■ **Exercise goal**: Update each listing below by replacing every "nav-label" with "nav-caption" and keeping everything else the same. Leave the pictures out of your answer.

■ **Element and box listings**:
[Begin]

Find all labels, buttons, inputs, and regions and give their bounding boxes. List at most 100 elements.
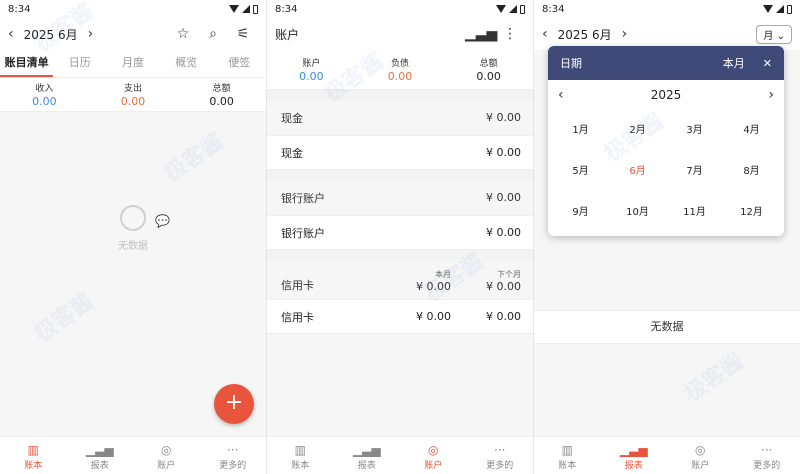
bar-chart-icon: ▁▃▅ xyxy=(352,443,381,457)
status-time: 8:34 xyxy=(275,3,298,15)
group-amount: ¥ 0.00 xyxy=(486,191,521,204)
month-option[interactable]: 5月 xyxy=(552,151,609,192)
status-icons xyxy=(496,4,525,14)
liabilities-summary: 负债 0.00 xyxy=(356,50,445,89)
book-icon: ▥ xyxy=(294,443,306,457)
account-label: 现金 xyxy=(281,146,303,160)
current-month-button[interactable]: 本月 xyxy=(723,55,745,71)
month-option[interactable]: 8月 xyxy=(723,151,780,192)
battery-icon xyxy=(787,4,792,14)
bookmark-star-icon[interactable]: ☆ xyxy=(168,26,198,42)
month-label[interactable]: 2025 6月 xyxy=(558,26,612,43)
income-label: 收入 xyxy=(35,84,54,94)
next-month-icon[interactable]: › xyxy=(622,26,628,42)
col-amount: ¥ 0.00 xyxy=(486,280,521,293)
bottom-nav: ▥ 账本 ▁▃▅ 报表 ◎ 账户 ··· 更多的 xyxy=(267,436,533,474)
assets-value: 0.00 xyxy=(299,70,324,83)
nav-accounts[interactable]: ◎ 账户 xyxy=(133,437,200,474)
month-selector: ‹ 2025 6月 › xyxy=(542,26,627,43)
account-row-cash[interactable]: 现金 ¥ 0.00 xyxy=(267,136,533,170)
nav-label: 账本 xyxy=(291,461,310,471)
nav-more[interactable]: ··· 更多的 xyxy=(734,437,800,474)
next-year-icon[interactable]: › xyxy=(768,87,774,103)
search-icon[interactable]: ⌕ xyxy=(198,26,228,42)
prev-year-icon[interactable]: ‹ xyxy=(558,87,564,103)
expense-label: 支出 xyxy=(124,84,143,94)
nav-label: 报表 xyxy=(357,461,376,471)
coins-icon: ◎ xyxy=(428,443,439,457)
tab-overview[interactable]: 概览 xyxy=(160,50,213,77)
top-bar: ‹ 2025 6月 › ☆ ⌕ ⚟ xyxy=(0,18,266,50)
more-vert-icon[interactable]: ⋮ xyxy=(495,26,525,42)
ledger-summary: 收入 0.00 支出 0.00 总额 0.00 xyxy=(0,78,266,112)
tab-calendar[interactable]: 日历 xyxy=(53,50,106,77)
nav-reports[interactable]: ▁▃▅ 报表 xyxy=(67,437,134,474)
next-month-amount: ¥ 0.00 xyxy=(486,310,521,323)
month-label[interactable]: 2025 6月 xyxy=(24,26,78,43)
next-month-icon[interactable]: › xyxy=(88,26,94,42)
month-option[interactable]: 3月 xyxy=(666,110,723,151)
income-summary: 收入 0.00 xyxy=(0,78,89,111)
month-option[interactable]: 11月 xyxy=(666,192,723,233)
nav-label: 账户 xyxy=(424,461,443,471)
account-row-bank[interactable]: 银行账户 ¥ 0.00 xyxy=(267,216,533,250)
filter-sliders-icon[interactable]: ⚟ xyxy=(228,26,258,42)
tab-monthly[interactable]: 月度 xyxy=(106,50,159,77)
period-dropdown[interactable]: 月 ⌄ xyxy=(756,24,792,44)
accounts-screen: 8:34 账户 ▁▃▅ ⋮ 账户 0.00 负债 0.00 总额 0.00 现金… xyxy=(267,0,533,474)
month-option[interactable]: 2月 xyxy=(609,110,666,151)
picker-title: 日期 xyxy=(560,57,582,70)
nav-more[interactable]: ··· 更多的 xyxy=(200,437,267,474)
nav-label: 报表 xyxy=(624,461,643,471)
nav-label: 账本 xyxy=(24,461,43,471)
liabilities-label: 负债 xyxy=(391,59,410,69)
month-grid: 1月 2月 3月 4月 5月 6月 7月 8月 9月 10月 11月 12月 xyxy=(548,110,784,233)
nav-label: 报表 xyxy=(90,461,109,471)
tab-ledger-list[interactable]: 账目清单 xyxy=(0,50,54,77)
month-option[interactable]: 10月 xyxy=(609,192,666,233)
top-bar: 账户 ▁▃▅ ⋮ xyxy=(267,18,533,50)
coins-icon: ◎ xyxy=(161,443,172,457)
nav-accounts[interactable]: ◎ 账户 xyxy=(667,437,734,474)
assets-label: 账户 xyxy=(302,59,321,69)
group-label: 信用卡 xyxy=(281,279,314,292)
col-label: 下个月 xyxy=(497,270,521,279)
tab-notes[interactable]: 便签 xyxy=(213,50,266,77)
section-gap xyxy=(267,90,533,100)
this-month-col: 本月 ¥ 0.00 xyxy=(381,269,451,293)
net-label: 总额 xyxy=(479,59,498,69)
nav-ledger[interactable]: ▥ 账本 xyxy=(267,437,334,474)
nav-reports[interactable]: ▁▃▅ 报表 xyxy=(601,437,668,474)
more-dots-icon: ··· xyxy=(761,443,773,457)
nav-accounts[interactable]: ◎ 账户 xyxy=(400,437,467,474)
close-icon[interactable]: ✕ xyxy=(763,57,772,70)
picker-header: 日期 本月 ✕ xyxy=(548,46,784,80)
this-month-amount: ¥ 0.00 xyxy=(416,310,451,323)
empty-text: 无数据 xyxy=(118,241,148,252)
speech-bubble-icon: 💬 xyxy=(155,214,170,228)
nav-reports[interactable]: ▁▃▅ 报表 xyxy=(334,437,401,474)
add-entry-button[interactable]: + xyxy=(214,384,254,424)
year-label: 2025 xyxy=(650,88,682,102)
prev-month-icon[interactable]: ‹ xyxy=(8,26,14,42)
nav-ledger[interactable]: ▥ 账本 xyxy=(0,437,67,474)
year-selector: ‹ 2025 › xyxy=(548,80,784,110)
book-icon: ▥ xyxy=(27,443,39,457)
month-option[interactable]: 4月 xyxy=(723,110,780,151)
net-summary: 总额 0.00 xyxy=(444,50,533,89)
month-option[interactable]: 12月 xyxy=(723,192,780,233)
bank-group-header: 银行账户 ¥ 0.00 xyxy=(267,180,533,216)
liabilities-value: 0.00 xyxy=(387,70,413,83)
month-option[interactable]: 1月 xyxy=(552,110,609,151)
empty-state: 无数据 xyxy=(0,205,266,252)
month-option-selected[interactable]: 6月 xyxy=(609,151,666,192)
month-option[interactable]: 7月 xyxy=(666,151,723,192)
section-gap xyxy=(267,250,533,260)
nav-more[interactable]: ··· 更多的 xyxy=(467,437,534,474)
prev-month-icon[interactable]: ‹ xyxy=(542,26,548,42)
month-option[interactable]: 9月 xyxy=(552,192,609,233)
chart-icon[interactable]: ▁▃▅ xyxy=(465,26,497,42)
nav-ledger[interactable]: ▥ 账本 xyxy=(534,437,601,474)
account-row-credit-card[interactable]: 信用卡 ¥ 0.00 ¥ 0.00 xyxy=(267,300,533,334)
expense-summary: 支出 0.00 xyxy=(89,78,178,111)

[End]

■ **Exercise result**:
Find all labels, buttons, inputs, and regions and give their bounding boxes. List at most 100 elements.
bar-chart-icon: ▁▃▅ xyxy=(352,443,381,457)
status-time: 8:34 xyxy=(275,3,298,15)
group-amount: ¥ 0.00 xyxy=(486,191,521,204)
month-option[interactable]: 5月 xyxy=(552,151,609,192)
status-icons xyxy=(496,4,525,14)
liabilities-summary: 负债 0.00 xyxy=(356,50,445,89)
book-icon: ▥ xyxy=(294,443,306,457)
account-label: 现金 xyxy=(281,146,303,160)
current-month-button[interactable]: 本月 xyxy=(723,55,745,71)
month-option[interactable]: 8月 xyxy=(723,151,780,192)
battery-icon xyxy=(787,4,792,14)
bookmark-star-icon[interactable]: ☆ xyxy=(168,26,198,42)
month-label[interactable]: 2025 6月 xyxy=(558,26,612,43)
income-label: 收入 xyxy=(35,84,54,94)
next-month-icon[interactable]: › xyxy=(622,26,628,42)
col-amount: ¥ 0.00 xyxy=(486,280,521,293)
bottom-nav: ▥ 账本 ▁▃▅ 报表 ◎ 账户 ··· 更多的 xyxy=(267,436,533,474)
assets-value: 0.00 xyxy=(299,70,324,83)
nav-accounts[interactable]: ◎ 账户 xyxy=(133,437,200,474)
month-selector: ‹ 2025 6月 › xyxy=(542,26,627,43)
account-row-cash[interactable]: 现金 ¥ 0.00 xyxy=(267,136,533,170)
nav-caption: 账本 xyxy=(291,461,310,471)
nav-more[interactable]: ··· 更多的 xyxy=(734,437,800,474)
next-year-icon[interactable]: › xyxy=(768,87,774,103)
search-icon[interactable]: ⌕ xyxy=(198,26,228,42)
prev-year-icon[interactable]: ‹ xyxy=(558,87,564,103)
expense-label: 支出 xyxy=(124,84,143,94)
nav-caption: 报表 xyxy=(357,461,376,471)
coins-icon: ◎ xyxy=(428,443,439,457)
tab-overview[interactable]: 概览 xyxy=(160,50,213,77)
top-bar: ‹ 2025 6月 › ☆ ⌕ ⚟ xyxy=(0,18,266,50)
more-vert-icon[interactable]: ⋮ xyxy=(495,26,525,42)
ledger-summary: 收入 0.00 支出 0.00 总额 0.00 xyxy=(0,78,266,112)
tab-calendar[interactable]: 日历 xyxy=(53,50,106,77)
nav-reports[interactable]: ▁▃▅ 报表 xyxy=(67,437,134,474)
next-month-amount: ¥ 0.00 xyxy=(486,310,521,323)
month-label[interactable]: 2025 6月 xyxy=(24,26,78,43)
next-month-icon[interactable]: › xyxy=(88,26,94,42)
month-option[interactable]: 3月 xyxy=(666,110,723,151)
income-summary: 收入 0.00 xyxy=(0,78,89,111)
month-option[interactable]: 11月 xyxy=(666,192,723,233)
nav-caption: 账户 xyxy=(424,461,443,471)
account-row-bank[interactable]: 银行账户 ¥ 0.00 xyxy=(267,216,533,250)
filter-sliders-icon[interactable]: ⚟ xyxy=(228,26,258,42)
tab-monthly[interactable]: 月度 xyxy=(106,50,159,77)
period-dropdown[interactable]: 月 ⌄ xyxy=(756,24,792,44)
accounts-screen: 8:34 账户 ▁▃▅ ⋮ 账户 0.00 负债 0.00 总额 0.00 现金… xyxy=(267,0,533,474)
month-option[interactable]: 2月 xyxy=(609,110,666,151)
picker-title: 日期 xyxy=(560,57,582,70)
nav-more[interactable]: ··· 更多的 xyxy=(200,437,267,474)
nav-caption: 报表 xyxy=(624,461,643,471)
nav-caption: 账本 xyxy=(24,461,43,471)
liabilities-label: 负债 xyxy=(391,59,410,69)
month-grid: 1月 2月 3月 4月 5月 6月 7月 8月 9月 10月 11月 12月 xyxy=(548,110,784,233)
nav-caption: 报表 xyxy=(90,461,109,471)
tab-ledger-list[interactable]: 账目清单 xyxy=(0,50,54,77)
month-option[interactable]: 10月 xyxy=(609,192,666,233)
top-bar: 账户 ▁▃▅ ⋮ xyxy=(267,18,533,50)
coins-icon: ◎ xyxy=(161,443,172,457)
nav-accounts[interactable]: ◎ 账户 xyxy=(667,437,734,474)
assets-label: 账户 xyxy=(302,59,321,69)
group-label: 信用卡 xyxy=(281,279,314,292)
col-label: 下个月 xyxy=(497,270,521,279)
tab-notes[interactable]: 便签 xyxy=(213,50,266,77)
section-gap xyxy=(267,90,533,100)
this-month-col: 本月 ¥ 0.00 xyxy=(381,269,451,293)
net-label: 总额 xyxy=(479,59,498,69)
nav-ledger[interactable]: ▥ 账本 xyxy=(267,437,334,474)
nav-reports[interactable]: ▁▃▅ 报表 xyxy=(601,437,668,474)
more-dots-icon: ··· xyxy=(761,443,773,457)
nav-accounts[interactable]: ◎ 账户 xyxy=(400,437,467,474)
close-icon[interactable]: ✕ xyxy=(763,57,772,70)
picker-header: 日期 本月 ✕ xyxy=(548,46,784,80)
this-month-amount: ¥ 0.00 xyxy=(416,310,451,323)
empty-text: 无数据 xyxy=(118,241,148,252)
speech-bubble-icon: 💬 xyxy=(155,214,170,228)
nav-reports[interactable]: ▁▃▅ 报表 xyxy=(334,437,401,474)
add-entry-button[interactable]: + xyxy=(214,384,254,424)
year-label: 2025 xyxy=(650,88,682,102)
prev-month-icon[interactable]: ‹ xyxy=(8,26,14,42)
nav-ledger[interactable]: ▥ 账本 xyxy=(0,437,67,474)
year-selector: ‹ 2025 › xyxy=(548,80,784,110)
book-icon: ▥ xyxy=(27,443,39,457)
month-option[interactable]: 4月 xyxy=(723,110,780,151)
net-summary: 总额 0.00 xyxy=(444,50,533,89)
month-option[interactable]: 12月 xyxy=(723,192,780,233)
bank-group-header: 银行账户 ¥ 0.00 xyxy=(267,180,533,216)
liabilities-value: 0.00 xyxy=(387,70,413,83)
month-option[interactable]: 1月 xyxy=(552,110,609,151)
empty-state: 无数据 xyxy=(0,205,266,252)
month-option-selected[interactable]: 6月 xyxy=(609,151,666,192)
month-option[interactable]: 7月 xyxy=(666,151,723,192)
section-gap xyxy=(267,250,533,260)
nav-more[interactable]: ··· 更多的 xyxy=(467,437,534,474)
prev-month-icon[interactable]: ‹ xyxy=(542,26,548,42)
month-option[interactable]: 9月 xyxy=(552,192,609,233)
chart-icon[interactable]: ▁▃▅ xyxy=(465,26,497,42)
nav-ledger[interactable]: ▥ 账本 xyxy=(534,437,601,474)
account-row-credit-card[interactable]: 信用卡 ¥ 0.00 ¥ 0.00 xyxy=(267,300,533,334)
expense-summary: 支出 0.00 xyxy=(89,78,178,111)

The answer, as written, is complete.